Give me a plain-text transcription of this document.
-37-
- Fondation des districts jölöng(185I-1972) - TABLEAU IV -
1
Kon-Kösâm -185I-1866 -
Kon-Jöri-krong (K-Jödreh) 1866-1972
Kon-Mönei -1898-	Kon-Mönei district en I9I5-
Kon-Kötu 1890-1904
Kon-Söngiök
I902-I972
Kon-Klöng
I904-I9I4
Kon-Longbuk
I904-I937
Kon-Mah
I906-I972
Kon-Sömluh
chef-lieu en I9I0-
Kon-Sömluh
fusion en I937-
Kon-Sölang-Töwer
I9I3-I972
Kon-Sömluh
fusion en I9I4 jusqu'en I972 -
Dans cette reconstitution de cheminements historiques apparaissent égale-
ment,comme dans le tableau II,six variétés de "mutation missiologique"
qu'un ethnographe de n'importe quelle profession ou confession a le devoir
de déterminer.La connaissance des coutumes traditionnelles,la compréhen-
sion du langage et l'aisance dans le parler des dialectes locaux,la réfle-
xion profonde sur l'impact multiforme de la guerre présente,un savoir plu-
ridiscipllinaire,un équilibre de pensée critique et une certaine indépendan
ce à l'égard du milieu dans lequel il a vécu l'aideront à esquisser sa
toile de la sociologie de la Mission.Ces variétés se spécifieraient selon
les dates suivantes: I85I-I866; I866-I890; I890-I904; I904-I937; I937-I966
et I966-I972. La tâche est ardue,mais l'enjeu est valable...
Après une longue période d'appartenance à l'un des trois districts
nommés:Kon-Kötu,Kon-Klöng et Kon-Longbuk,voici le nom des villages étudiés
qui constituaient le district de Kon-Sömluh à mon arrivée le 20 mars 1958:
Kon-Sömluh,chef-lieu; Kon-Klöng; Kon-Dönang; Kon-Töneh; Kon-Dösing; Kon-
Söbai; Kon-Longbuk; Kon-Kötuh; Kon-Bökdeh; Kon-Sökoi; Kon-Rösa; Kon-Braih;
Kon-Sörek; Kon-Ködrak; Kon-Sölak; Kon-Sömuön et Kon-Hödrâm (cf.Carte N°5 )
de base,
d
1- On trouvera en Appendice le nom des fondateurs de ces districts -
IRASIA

*****

Required work » Pull out all lines from the entries above that include the word "fusion".

Task result »
fusion en I937-
fusion en I9I4 jusqu'en I972 -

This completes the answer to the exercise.